Go through the listing and write out all of it exactly.
--- START ---
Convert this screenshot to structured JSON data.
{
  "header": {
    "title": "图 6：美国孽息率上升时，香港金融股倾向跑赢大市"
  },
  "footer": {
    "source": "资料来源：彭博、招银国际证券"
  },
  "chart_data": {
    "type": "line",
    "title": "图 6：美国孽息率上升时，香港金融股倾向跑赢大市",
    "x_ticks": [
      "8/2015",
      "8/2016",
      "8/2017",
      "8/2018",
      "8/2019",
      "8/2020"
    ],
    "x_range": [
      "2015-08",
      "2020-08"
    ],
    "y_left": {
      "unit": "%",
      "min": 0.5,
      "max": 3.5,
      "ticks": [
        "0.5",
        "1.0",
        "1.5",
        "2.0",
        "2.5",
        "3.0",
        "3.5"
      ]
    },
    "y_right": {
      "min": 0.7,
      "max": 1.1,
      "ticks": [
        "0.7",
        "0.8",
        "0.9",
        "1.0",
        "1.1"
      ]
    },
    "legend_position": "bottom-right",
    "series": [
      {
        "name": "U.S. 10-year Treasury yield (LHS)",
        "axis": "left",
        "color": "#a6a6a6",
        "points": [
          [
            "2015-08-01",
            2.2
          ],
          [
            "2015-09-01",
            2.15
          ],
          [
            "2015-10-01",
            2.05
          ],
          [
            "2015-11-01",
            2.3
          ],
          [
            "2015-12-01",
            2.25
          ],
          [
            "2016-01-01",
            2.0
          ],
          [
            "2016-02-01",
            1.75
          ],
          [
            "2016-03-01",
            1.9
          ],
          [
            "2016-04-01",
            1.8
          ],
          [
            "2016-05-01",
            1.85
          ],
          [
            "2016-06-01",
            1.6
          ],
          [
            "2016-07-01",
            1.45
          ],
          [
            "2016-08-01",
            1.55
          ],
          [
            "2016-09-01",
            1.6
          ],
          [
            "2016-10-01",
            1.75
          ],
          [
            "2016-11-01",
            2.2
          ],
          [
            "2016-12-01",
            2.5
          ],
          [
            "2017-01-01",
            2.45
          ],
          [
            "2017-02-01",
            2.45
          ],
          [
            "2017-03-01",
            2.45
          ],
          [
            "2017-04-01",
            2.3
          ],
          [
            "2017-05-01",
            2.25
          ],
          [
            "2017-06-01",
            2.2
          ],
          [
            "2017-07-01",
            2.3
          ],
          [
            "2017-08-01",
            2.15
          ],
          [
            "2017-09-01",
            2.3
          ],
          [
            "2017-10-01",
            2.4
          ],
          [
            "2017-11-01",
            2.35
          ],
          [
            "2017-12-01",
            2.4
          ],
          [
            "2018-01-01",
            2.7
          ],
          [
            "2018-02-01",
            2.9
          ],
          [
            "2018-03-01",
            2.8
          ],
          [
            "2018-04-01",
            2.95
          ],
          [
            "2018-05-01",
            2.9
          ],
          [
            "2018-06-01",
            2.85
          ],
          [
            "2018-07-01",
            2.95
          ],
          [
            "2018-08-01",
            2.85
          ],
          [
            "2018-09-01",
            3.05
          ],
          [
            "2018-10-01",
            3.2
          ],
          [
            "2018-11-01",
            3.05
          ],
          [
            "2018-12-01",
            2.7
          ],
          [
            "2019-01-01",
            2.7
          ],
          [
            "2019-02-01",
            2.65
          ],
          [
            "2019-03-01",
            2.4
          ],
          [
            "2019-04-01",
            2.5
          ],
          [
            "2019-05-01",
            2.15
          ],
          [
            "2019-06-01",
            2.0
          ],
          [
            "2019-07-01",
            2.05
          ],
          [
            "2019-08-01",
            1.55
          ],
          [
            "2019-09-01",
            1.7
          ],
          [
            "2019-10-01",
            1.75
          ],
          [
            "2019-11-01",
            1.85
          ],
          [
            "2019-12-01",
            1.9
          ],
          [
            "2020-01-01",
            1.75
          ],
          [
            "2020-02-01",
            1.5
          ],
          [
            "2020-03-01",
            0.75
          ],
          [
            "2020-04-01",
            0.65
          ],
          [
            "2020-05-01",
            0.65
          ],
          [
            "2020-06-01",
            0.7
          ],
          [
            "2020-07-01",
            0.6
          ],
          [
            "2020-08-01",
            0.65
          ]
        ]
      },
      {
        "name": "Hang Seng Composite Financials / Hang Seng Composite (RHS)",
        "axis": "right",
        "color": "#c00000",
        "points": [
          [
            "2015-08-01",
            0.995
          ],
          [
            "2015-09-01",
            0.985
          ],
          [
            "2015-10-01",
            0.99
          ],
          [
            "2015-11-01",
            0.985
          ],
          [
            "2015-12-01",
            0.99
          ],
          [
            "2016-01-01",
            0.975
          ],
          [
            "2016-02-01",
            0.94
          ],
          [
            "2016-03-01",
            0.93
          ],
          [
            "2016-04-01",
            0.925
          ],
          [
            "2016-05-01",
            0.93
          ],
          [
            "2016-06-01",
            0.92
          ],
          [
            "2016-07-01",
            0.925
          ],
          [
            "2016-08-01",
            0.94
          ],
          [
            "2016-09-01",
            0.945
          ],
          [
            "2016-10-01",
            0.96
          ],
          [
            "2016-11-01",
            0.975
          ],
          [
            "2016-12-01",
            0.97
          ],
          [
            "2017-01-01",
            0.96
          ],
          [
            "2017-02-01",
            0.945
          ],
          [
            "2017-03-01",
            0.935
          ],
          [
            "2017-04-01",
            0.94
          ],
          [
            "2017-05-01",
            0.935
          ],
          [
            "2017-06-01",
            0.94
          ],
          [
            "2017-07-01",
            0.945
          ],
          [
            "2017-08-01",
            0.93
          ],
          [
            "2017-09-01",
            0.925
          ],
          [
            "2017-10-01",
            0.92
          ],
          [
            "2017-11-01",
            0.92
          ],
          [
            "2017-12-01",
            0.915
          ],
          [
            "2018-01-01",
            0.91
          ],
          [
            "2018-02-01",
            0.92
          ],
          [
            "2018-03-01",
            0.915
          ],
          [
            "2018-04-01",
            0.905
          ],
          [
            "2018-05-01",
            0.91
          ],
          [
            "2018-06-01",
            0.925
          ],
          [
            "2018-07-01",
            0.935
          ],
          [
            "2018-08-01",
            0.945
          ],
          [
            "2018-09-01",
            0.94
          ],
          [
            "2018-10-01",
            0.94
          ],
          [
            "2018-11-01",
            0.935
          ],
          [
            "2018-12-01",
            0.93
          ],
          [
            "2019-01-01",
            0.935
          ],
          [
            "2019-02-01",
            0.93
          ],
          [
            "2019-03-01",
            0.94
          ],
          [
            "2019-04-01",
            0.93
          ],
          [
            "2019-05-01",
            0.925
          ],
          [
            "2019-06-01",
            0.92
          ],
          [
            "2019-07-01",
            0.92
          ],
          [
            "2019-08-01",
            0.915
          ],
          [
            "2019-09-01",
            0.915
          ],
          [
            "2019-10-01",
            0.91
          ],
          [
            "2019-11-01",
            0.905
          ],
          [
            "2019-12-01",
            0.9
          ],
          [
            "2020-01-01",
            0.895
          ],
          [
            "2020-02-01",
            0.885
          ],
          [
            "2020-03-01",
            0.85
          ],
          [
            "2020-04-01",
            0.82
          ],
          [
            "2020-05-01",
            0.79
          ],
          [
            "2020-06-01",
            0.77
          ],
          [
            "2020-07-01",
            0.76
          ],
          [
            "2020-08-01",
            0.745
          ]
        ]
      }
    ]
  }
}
--- END ---
**CORRECT RESPONSE**
Convert this screenshot to structured JSON data.
{
  "header": {
    "title": "图 6：美国孽息率上升时，香港金融股倾向跑赢大市"
  },
  "footer": {
    "source": "资料来源：彭博、招银国际证券"
  },
  "chart_data": {
    "type": "line",
    "title": "图 6：美国孽息率上升时，香港金融股倾向跑赢大市",
    "x_ticks": [
      "8/2015",
      "8/2016",
      "8/2017",
      "8/2018",
      "8/2019",
      "8/2020"
    ],
    "x_range": [
      "2015-08",
      "2020-08"
    ],
    "y_left": {
      "unit": "%",
      "min": 0.5,
      "max": 3.5,
      "ticks": [
        "0.5",
        "1.0",
        "1.5",
        "2.0",
        "2.5",
        "3.0",
        "3.5"
      ]
    },
    "y_right": {
      "min": 0.7,
      "max": 1.1,
      "ticks": [
        "0.7",
        "0.8",
        "0.9",
        "1.0",
        "1.1"
      ]
    },
    "legend_position": "bottom-right",
    "series": [
      {
        "name": "U.S. 10-year Treasury yield (LHS)",
        "axis": "left",
        "color": "#a6a6a6",
        "points": [
          [
            "2015-08-01",
            2.2
          ],
          [
            "2015-09-01",
            2.15
          ],
          [
            "2015-10-01",
            2.05
          ],
          [
            "2015-11-01",
            2.3
          ],
          [
            "2015-12-01",
            2.25
          ],
          [
            "2016-01-01",
            2.0
          ],
          [
            "2016-02-01",
            1.75
          ],
          [
            "2016-03-01",
            1.9
          ],
          [
            "2016-04-01",
            1.8
          ],
          [
            "2016-05-01",
            1.85
          ],
          [
            "2016-06-01",
            1.6
          ],
          [
            "2016-07-01",
            1.45
          ],
          [
            "2016-08-01",
            1.55
          ],
          [
            "2016-09-01",
            1.6
          ],
          [
            "2016-10-01",
            1.75
          ],
          [
            "2016-11-01",
            2.2
          ],
          [
            "2016-12-01",
            2.5
          ],
          [
            "2017-01-01",
            2.45
          ],
          [
            "2017-02-01",
            2.45
          ],
          [
            "2017-03-01",
            2.45
          ],
          [
            "2017-04-01",
            2.3
          ],
          [
            "2017-05-01",
            2.25
          ],
          [
            "2017-06-01",
            2.2
          ],
          [
            "2017-07-01",
            2.3
          ],
          [
            "2017-08-01",
            2.15
          ],
          [
            "2017-09-01",
            2.3
          ],
          [
            "2017-10-01",
            2.4
          ],
          [
            "2017-11-01",
            2.35
          ],
          [
            "2017-12-01",
            2.4
          ],
          [
            "2018-01-01",
            2.7
          ],
          [
            "2018-02-01",
            2.9
          ],
          [
            "2018-03-01",
            2.8
          ],
          [
            "2018-04-01",
            2.95
          ],
          [
            "2018-05-01",
            2.9
          ],
          [
            "2018-06-01",
            2.85
          ],
          [
            "2018-07-01",
            2.95
          ],
          [
            "2018-08-01",
            2.85
          ],
          [
            "2018-09-01",
            3.05
          ],
          [
            "2018-10-01",
            3.2
          ],
          [
            "2018-11-01",
            3.05
          ],
          [
            "2018-12-01",
            2.7
          ],
          [
            "2019-01-01",
            2.7
          ],
          [
            "2019-02-01",
            2.65
          ],
          [
            "2019-03-01",
            2.4
          ],
          [
            "2019-04-01",
            2.5
          ],
          [
            "2019-05-01",
            2.15
          ],
          [
            "2019-06-01",
            2.0
          ],
          [
            "2019-07-01",
            2.05
          ],
          [
            "2019-08-01",
            1.55
          ],
          [
            "2019-09-01",
            1.7
          ],
          [
            "2019-10-01",
            1.75
          ],
          [
            "2019-11-01",
            1.85
          ],
          [
            "2019-12-01",
            1.9
          ],
          [
            "2020-01-01",
            1.75
          ],
          [
            "2020-02-01",
            1.5
          ],
          [
            "2020-03-01",
            0.75
          ],
          [
            "2020-04-01",
            0.65
          ],
          [
            "2020-05-01",
            0.65
          ],
          [
            "2020-06-01",
            0.7
          ],
          [
            "2020-07-01",
            0.6
          ],
          [
            "2020-08-01",
            0.65
          ]
        ]
      },
      {
        "name": "Hang Seng Composite Financials / Hang Seng Composite (RHS)",
        "axis": "right",
        "color": "#c00000",
        "points": [
          [
            "2015-08-01",
            0.995
          ],
          [
            "2015-09-01",
            0.985
          ],
          [
            "2015-10-01",
            0.99
          ],
          [
            "2015-11-01",
            0.985
          ],
          [
            "2015-12-01",
            0.99
          ],
          [
            "2016-01-01",
            0.975
          ],
          [
            "2016-02-01",
            0.94
          ],
          [
            "2016-03-01",
            0.93
          ],
          [
            "2016-04-01",
            0.925
          ],
          [
            "2016-05-01",
            0.93
          ],
          [
            "2016-06-01",
            0.92
          ],
          [
            "2016-07-01",
            0.925
          ],
          [
            "2016-08-01",
            0.94
          ],
          [
            "2016-09-01",
            0.945
          ],
          [
            "2016-10-01",
            0.96
          ],
          [
            "2016-11-01",
            0.975
          ],
          [
            "2016-12-01",
            0.97
          ],
          [
            "2017-01-01",
            0.96
          ],
          [
            "2017-02-01",
            0.945
          ],
          [
            "2017-03-01",
            0.935
          ],
          [
            "2017-04-01",
            0.94
          ],
          [
            "2017-05-01",
            0.935
          ],
          [
            "2017-06-01",
            0.94
          ],
          [
            "2017-07-01",
            0.945
          ],
          [
            "2017-08-01",
            0.93
          ],
          [
            "2017-09-01",
            0.925
          ],
          [
            "2017-10-01",
            0.92
          ],
          [
            "2017-11-01",
            0.92
          ],
          [
            "2017-12-01",
            0.915
          ],
          [
            "2018-01-01",
            0.91
          ],
          [
            "2018-02-01",
            0.92
          ],
          [
            "2018-03-01",
            0.915
          ],
          [
            "2018-04-01",
            0.905
          ],
          [
            "2018-05-01",
            0.91
          ],
          [
            "2018-06-01",
            0.925
          ],
          [
            "2018-07-01",
            0.935
          ],
          [
            "2018-08-01",
            0.945
          ],
          [
            "2018-09-01",
            0.94
          ],
          [
            "2018-10-01",
            0.94
          ],
          [
            "2018-11-01",
            0.935
          ],
          [
            "2018-12-01",
            0.93
          ],
          [
            "2019-01-01",
            0.935
          ],
          [
            "2019-02-01",
            0.93
          ],
          [
            "2019-03-01",
            0.94
          ],
          [
            "2019-04-01",
            0.93
          ],
          [
            "2019-05-01",
            0.925
          ],
          [
            "2019-06-01",
            0.92
          ],
          [
            "2019-07-01",
            0.92
          ],
          [
            "2019-08-01",
            0.915
          ],
          [
            "2019-09-01",
            0.915
          ],
          [
            "2019-10-01",
            0.91
          ],
          [
            "2019-11-01",
            0.905
          ],
          [
            "2019-12-01",
            0.9
          ],
          [
            "2020-01-01",
            0.895
          ],
          [
            "2020-02-01",
            0.885
          ],
          [
            "2020-03-01",
            0.85
          ],
          [
            "2020-04-01",
            0.82
          ],
          [
            "2020-05-01",
            0.79
          ],
          [
            "2020-06-01",
            0.77
          ],
          [
            "2020-07-01",
            0.76
          ],
          [
            "2020-08-01",
            0.745
          ]
        ]
      }
    ]
  }
}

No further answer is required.